Drop every picture, then transcribe the remaining data exactly.

>>>>>

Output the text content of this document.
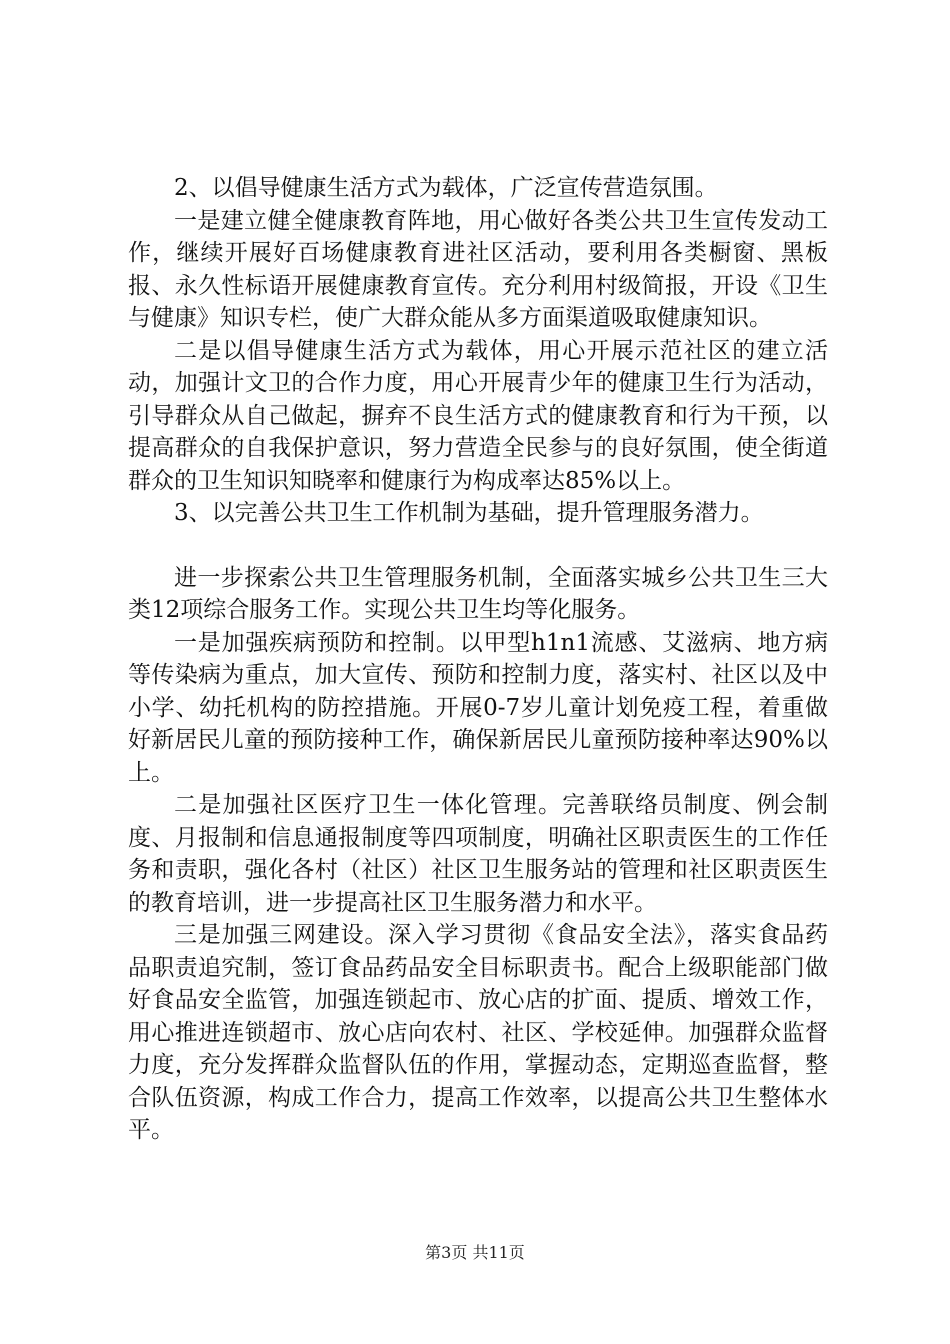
2、以倡导健康生活方式为载体，广泛宣传营造氛围。

一是建立健全健康教育阵地，用心做好各类公共卫生宣传发动工作，继续开展好百场健康教育进社区活动，要利用各类橱窗、黑板报、永久性标语开展健康教育宣传。充分利用村级简报，开设《卫生与健康》知识专栏，使广大群众能从多方面渠道吸取健康知识。

二是以倡导健康生活方式为载体，用心开展示范社区的建立活动，加强计文卫的合作力度，用心开展青少年的健康卫生行为活动，引导群众从自己做起，摒弃不良生活方式的健康教育和行为干预，以提高群众的自我保护意识，努力营造全民参与的良好氛围，使全街道群众的卫生知识知晓率和健康行为构成率达85%以上。

3、以完善公共卫生工作机制为基础，提升管理服务潜力。

进一步探索公共卫生管理服务机制，全面落实城乡公共卫生三大类12项综合服务工作。实现公共卫生均等化服务。

一是加强疾病预防和控制。以甲型h1n1流感、艾滋病、地方病等传染病为重点，加大宣传、预防和控制力度，落实村、社区以及中小学、幼托机构的防控措施。开展0-7岁儿童计划免疫工程，着重做好新居民儿童的预防接种工作，确保新居民儿童预防接种率达90%以上。

二是加强社区医疗卫生一体化管理。完善联络员制度、例会制度、月报制和信息通报制度等四项制度，明确社区职责医生的工作任务和责职，强化各村（社区）社区卫生服务站的管理和社区职责医生的教育培训，进一步提高社区卫生服务潜力和水平。

三是加强三网建设。深入学习贯彻《食品安全法》，落实食品药品职责追究制，签订食品药品安全目标职责书。配合上级职能部门做好食品安全监管，加强连锁起市、放心店的扩面、提质、增效工作，用心推进连锁超市、放心店向农村、社区、学校延伸。加强群众监督力度，充分发挥群众监督队伍的作用，掌握动态，定期巡查监督，整合队伍资源，构成工作合力，提高工作效率，以提高公共卫生整体水平。

第3页 共11页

<<<<<

▶ _Exercise answer_:
Output the text content of this document.
2、以倡导健康生活方式为载体，广泛宣传营造氛围。

一是建立健全健康教育阵地，用心做好各类公共卫生宣传发动工作，继续开展好百场健康教育进社区活动，要利用各类橱窗、黑板报、永久性标语开展健康教育宣传。充分利用村级简报，开设《卫生与健康》知识专栏，使广大群众能从多方面渠道吸取健康知识。

二是以倡导健康生活方式为载体，用心开展示范社区的建立活动，加强计文卫的合作力度，用心开展青少年的健康卫生行为活动，引导群众从自己做起，摒弃不良生活方式的健康教育和行为干预，以提高群众的自我保护意识，努力营造全民参与的良好氛围，使全街道群众的卫生知识知晓率和健康行为构成率达85%以上。

3、以完善公共卫生工作机制为基础，提升管理服务潜力。

进一步探索公共卫生管理服务机制，全面落实城乡公共卫生三大类12项综合服务工作。实现公共卫生均等化服务。

一是加强疾病预防和控制。以甲型h1n1流感、艾滋病、地方病等传染病为重点，加大宣传、预防和控制力度，落实村、社区以及中小学、幼托机构的防控措施。开展0-7岁儿童计划免疫工程，着重做好新居民儿童的预防接种工作，确保新居民儿童预防接种率达90%以上。

二是加强社区医疗卫生一体化管理。完善联络员制度、例会制度、月报制和信息通报制度等四项制度，明确社区职责医生的工作任务和责职，强化各村（社区）社区卫生服务站的管理和社区职责医生的教育培训，进一步提高社区卫生服务潜力和水平。

三是加强三网建设。深入学习贯彻《食品安全法》，落实食品药品职责追究制，签订食品药品安全目标职责书。配合上级职能部门做好食品安全监管，加强连锁起市、放心店的扩面、提质、增效工作，用心推进连锁超市、放心店向农村、社区、学校延伸。加强群众监督力度，充分发挥群众监督队伍的作用，掌握动态，定期巡查监督，整合队伍资源，构成工作合力，提高工作效率，以提高公共卫生整体水平。

第3页 共11页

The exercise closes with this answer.